§ What to work on
Locate each line in the records containing "benchmark". Copy it.

--- Start Supplied records ---

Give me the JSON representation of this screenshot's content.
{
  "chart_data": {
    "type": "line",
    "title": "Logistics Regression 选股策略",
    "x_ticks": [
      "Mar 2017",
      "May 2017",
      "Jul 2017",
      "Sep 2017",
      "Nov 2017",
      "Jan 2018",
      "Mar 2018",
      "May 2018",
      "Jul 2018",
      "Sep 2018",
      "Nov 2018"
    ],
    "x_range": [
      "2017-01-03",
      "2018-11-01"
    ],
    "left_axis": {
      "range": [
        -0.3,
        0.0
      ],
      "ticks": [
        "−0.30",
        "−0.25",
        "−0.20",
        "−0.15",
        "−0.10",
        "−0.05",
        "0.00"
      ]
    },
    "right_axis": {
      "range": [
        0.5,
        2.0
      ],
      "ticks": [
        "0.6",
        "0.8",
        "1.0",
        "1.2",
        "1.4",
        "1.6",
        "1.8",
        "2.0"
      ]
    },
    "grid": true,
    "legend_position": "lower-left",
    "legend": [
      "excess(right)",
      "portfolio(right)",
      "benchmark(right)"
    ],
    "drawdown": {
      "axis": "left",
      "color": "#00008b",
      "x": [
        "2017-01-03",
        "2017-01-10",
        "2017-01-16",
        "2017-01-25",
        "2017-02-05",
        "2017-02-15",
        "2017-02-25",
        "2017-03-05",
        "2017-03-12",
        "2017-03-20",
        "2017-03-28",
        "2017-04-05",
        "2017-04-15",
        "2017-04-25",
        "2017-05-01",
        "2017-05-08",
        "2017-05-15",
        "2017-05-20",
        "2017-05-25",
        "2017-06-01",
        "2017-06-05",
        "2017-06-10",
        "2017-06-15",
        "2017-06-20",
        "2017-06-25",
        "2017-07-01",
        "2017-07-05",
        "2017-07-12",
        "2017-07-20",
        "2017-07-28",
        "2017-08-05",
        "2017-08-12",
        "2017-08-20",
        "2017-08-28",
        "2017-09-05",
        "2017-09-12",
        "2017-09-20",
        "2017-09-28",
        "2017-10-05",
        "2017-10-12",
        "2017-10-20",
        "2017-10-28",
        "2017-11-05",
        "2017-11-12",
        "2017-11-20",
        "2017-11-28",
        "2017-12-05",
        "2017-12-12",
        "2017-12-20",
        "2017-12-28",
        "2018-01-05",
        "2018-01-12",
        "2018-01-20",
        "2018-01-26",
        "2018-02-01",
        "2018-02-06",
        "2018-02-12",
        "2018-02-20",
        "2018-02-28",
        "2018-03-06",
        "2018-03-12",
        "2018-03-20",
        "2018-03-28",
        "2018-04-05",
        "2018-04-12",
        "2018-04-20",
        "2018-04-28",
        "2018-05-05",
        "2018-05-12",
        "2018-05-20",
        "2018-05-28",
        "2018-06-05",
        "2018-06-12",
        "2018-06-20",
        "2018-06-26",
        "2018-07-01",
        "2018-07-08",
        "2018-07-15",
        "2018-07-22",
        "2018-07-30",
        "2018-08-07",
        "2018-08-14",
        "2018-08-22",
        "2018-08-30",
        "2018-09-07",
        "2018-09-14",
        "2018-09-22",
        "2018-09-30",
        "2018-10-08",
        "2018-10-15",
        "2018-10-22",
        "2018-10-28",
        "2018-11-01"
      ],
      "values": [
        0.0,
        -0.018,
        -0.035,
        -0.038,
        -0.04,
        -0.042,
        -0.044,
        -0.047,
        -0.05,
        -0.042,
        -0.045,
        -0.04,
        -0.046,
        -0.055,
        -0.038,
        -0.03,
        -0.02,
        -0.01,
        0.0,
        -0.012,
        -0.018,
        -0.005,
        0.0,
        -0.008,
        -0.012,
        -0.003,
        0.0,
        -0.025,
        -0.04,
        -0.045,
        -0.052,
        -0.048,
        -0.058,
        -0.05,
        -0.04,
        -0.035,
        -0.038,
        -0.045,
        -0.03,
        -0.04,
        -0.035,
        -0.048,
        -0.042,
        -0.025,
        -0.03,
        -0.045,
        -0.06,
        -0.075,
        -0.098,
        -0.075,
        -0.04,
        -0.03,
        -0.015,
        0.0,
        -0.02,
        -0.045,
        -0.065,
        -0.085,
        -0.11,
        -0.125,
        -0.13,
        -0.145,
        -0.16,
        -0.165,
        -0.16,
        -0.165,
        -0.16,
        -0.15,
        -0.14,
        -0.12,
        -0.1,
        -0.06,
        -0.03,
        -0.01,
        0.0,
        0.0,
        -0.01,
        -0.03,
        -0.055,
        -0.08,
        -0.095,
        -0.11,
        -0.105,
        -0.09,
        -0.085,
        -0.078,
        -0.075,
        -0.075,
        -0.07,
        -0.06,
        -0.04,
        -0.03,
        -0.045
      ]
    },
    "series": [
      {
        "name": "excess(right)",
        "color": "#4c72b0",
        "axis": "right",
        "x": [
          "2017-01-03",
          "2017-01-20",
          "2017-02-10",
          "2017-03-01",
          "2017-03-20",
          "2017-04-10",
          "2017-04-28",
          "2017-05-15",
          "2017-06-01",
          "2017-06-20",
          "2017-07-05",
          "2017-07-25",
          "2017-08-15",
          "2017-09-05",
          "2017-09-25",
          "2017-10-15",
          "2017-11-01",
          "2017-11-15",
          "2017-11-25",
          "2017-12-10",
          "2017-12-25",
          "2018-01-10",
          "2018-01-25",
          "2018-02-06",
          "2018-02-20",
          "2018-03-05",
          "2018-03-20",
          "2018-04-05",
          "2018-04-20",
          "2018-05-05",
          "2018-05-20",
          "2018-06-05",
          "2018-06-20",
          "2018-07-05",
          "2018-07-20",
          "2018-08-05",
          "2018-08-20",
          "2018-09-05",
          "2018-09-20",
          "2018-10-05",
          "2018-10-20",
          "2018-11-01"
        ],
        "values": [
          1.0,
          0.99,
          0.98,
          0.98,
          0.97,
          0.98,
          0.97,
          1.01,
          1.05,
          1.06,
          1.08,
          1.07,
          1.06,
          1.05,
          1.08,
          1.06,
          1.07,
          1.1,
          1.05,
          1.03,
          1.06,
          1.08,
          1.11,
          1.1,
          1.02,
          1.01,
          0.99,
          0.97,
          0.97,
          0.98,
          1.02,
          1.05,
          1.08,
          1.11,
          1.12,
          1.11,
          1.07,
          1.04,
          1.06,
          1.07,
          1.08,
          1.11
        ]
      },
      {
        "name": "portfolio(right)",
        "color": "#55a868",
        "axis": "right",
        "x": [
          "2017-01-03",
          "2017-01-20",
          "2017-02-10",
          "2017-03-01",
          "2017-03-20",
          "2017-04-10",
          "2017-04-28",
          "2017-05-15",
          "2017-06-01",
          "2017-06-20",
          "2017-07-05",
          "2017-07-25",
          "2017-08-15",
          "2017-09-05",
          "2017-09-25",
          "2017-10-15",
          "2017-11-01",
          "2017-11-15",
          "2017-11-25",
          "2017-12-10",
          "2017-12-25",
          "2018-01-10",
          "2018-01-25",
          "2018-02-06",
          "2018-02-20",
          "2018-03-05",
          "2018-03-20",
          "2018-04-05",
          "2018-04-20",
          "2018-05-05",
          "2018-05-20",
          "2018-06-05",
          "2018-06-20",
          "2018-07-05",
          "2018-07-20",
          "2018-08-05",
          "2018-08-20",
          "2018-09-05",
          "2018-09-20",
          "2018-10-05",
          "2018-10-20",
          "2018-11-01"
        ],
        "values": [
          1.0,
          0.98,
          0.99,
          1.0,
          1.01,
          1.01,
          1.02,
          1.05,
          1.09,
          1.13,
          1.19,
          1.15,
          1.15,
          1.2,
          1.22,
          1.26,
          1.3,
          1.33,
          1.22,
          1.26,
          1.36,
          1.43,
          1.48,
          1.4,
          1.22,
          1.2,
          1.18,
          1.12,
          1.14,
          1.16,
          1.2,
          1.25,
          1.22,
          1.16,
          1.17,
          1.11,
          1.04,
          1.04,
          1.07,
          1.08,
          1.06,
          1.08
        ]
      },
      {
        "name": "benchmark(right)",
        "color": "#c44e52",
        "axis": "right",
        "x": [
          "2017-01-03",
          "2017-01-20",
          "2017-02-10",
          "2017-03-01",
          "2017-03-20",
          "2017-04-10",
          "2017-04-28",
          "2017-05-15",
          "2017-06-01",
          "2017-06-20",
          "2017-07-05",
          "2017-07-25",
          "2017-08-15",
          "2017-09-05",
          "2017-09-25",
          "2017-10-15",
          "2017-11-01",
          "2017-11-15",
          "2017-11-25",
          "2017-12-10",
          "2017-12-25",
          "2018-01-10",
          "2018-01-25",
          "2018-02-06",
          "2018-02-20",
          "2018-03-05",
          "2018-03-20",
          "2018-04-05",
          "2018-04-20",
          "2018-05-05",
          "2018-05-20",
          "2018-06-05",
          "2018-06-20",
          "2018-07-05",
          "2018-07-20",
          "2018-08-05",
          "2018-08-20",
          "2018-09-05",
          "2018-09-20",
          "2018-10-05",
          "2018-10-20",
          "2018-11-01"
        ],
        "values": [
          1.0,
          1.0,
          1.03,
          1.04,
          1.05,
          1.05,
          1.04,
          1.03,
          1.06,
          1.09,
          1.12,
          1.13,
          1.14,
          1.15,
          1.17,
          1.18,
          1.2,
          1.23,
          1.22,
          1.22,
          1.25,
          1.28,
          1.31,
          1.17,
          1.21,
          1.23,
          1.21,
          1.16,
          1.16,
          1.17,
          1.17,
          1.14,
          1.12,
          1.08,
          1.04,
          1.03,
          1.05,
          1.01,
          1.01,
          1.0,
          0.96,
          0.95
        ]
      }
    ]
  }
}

--- End Supplied records ---

§ Answer for the task
      "benchmark(right)"
        "name": "benchmark(right)",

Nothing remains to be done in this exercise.